* BEGIN Supplied data *

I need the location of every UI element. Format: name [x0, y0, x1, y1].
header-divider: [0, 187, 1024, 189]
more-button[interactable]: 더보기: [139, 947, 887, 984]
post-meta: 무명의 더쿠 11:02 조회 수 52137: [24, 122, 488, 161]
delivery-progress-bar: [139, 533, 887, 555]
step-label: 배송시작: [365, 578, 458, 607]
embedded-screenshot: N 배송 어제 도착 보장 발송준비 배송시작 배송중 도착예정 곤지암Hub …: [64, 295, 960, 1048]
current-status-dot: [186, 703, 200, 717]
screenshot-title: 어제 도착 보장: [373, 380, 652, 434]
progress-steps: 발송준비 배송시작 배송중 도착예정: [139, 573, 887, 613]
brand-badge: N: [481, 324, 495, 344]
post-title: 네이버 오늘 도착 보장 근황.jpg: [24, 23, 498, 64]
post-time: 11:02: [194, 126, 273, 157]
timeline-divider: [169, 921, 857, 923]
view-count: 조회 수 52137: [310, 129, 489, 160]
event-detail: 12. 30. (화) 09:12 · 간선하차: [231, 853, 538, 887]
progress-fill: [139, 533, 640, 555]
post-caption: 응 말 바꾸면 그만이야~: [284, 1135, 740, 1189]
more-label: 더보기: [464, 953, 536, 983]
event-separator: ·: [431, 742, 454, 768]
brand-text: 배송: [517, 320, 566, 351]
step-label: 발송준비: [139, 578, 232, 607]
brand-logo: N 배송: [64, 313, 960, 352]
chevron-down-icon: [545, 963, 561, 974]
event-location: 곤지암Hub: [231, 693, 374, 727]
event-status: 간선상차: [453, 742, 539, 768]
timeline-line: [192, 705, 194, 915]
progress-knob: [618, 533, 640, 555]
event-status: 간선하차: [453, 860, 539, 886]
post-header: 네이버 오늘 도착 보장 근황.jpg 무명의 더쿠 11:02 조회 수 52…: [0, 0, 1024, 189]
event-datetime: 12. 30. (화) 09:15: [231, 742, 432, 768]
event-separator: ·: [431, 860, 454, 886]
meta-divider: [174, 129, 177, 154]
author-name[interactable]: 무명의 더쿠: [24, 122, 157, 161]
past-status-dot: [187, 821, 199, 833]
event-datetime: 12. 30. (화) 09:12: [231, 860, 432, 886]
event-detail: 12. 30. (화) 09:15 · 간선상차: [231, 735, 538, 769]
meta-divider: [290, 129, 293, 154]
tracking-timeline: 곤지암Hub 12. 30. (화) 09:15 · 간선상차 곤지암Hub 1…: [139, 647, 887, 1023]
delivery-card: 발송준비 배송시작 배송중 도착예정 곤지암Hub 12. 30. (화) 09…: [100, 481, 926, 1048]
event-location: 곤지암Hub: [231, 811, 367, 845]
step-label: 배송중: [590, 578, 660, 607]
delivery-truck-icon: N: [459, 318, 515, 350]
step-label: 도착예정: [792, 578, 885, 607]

* END Supplied data *

## Request:
Reproduce every row above word for word, in the same order.

## Solved problem:
I need the location of every UI element. Format: name [x0, y0, x1, y1].
header-divider: [0, 187, 1024, 189]
more-button[interactable]: 더보기: [139, 947, 887, 984]
post-meta: 무명의 더쿠 11:02 조회 수 52137: [24, 122, 488, 161]
delivery-progress-bar: [139, 533, 887, 555]
step-label: 배송시작: [365, 578, 458, 607]
embedded-screenshot: N 배송 어제 도착 보장 발송준비 배송시작 배송중 도착예정 곤지암Hub …: [64, 295, 960, 1048]
current-status-dot: [186, 703, 200, 717]
screenshot-title: 어제 도착 보장: [373, 380, 652, 434]
progress-steps: 발송준비 배송시작 배송중 도착예정: [139, 573, 887, 613]
brand-badge: N: [481, 324, 495, 344]
post-title: 네이버 오늘 도착 보장 근황.jpg: [24, 23, 498, 64]
post-time: 11:02: [194, 126, 273, 157]
timeline-divider: [169, 921, 857, 923]
view-count: 조회 수 52137: [310, 129, 489, 160]
event-detail: 12. 30. (화) 09:12 · 간선하차: [231, 853, 538, 887]
progress-fill: [139, 533, 640, 555]
post-caption: 응 말 바꾸면 그만이야~: [284, 1135, 740, 1189]
more-label: 더보기: [464, 953, 536, 983]
event-separator: ·: [431, 742, 454, 768]
brand-text: 배송: [517, 320, 566, 351]
step-label: 발송준비: [139, 578, 232, 607]
brand-logo: N 배송: [64, 313, 960, 352]
chevron-down-icon: [545, 963, 561, 974]
event-location: 곤지암Hub: [231, 693, 374, 727]
event-status: 간선상차: [453, 742, 539, 768]
timeline-line: [192, 705, 194, 915]
progress-knob: [618, 533, 640, 555]
event-status: 간선하차: [453, 860, 539, 886]
post-header: 네이버 오늘 도착 보장 근황.jpg 무명의 더쿠 11:02 조회 수 52…: [0, 0, 1024, 189]
event-datetime: 12. 30. (화) 09:15: [231, 742, 432, 768]
event-separator: ·: [431, 860, 454, 886]
meta-divider: [174, 129, 177, 154]
author-name[interactable]: 무명의 더쿠: [24, 122, 157, 161]
past-status-dot: [187, 821, 199, 833]
event-datetime: 12. 30. (화) 09:12: [231, 860, 432, 886]
event-detail: 12. 30. (화) 09:15 · 간선상차: [231, 735, 538, 769]
meta-divider: [290, 129, 293, 154]
tracking-timeline: 곤지암Hub 12. 30. (화) 09:15 · 간선상차 곤지암Hub 1…: [139, 647, 887, 1023]
delivery-card: 발송준비 배송시작 배송중 도착예정 곤지암Hub 12. 30. (화) 09…: [100, 481, 926, 1048]
event-location: 곤지암Hub: [231, 811, 367, 845]
step-label: 배송중: [590, 578, 660, 607]
delivery-truck-icon: N: [459, 318, 515, 350]
step-label: 도착예정: [792, 578, 885, 607]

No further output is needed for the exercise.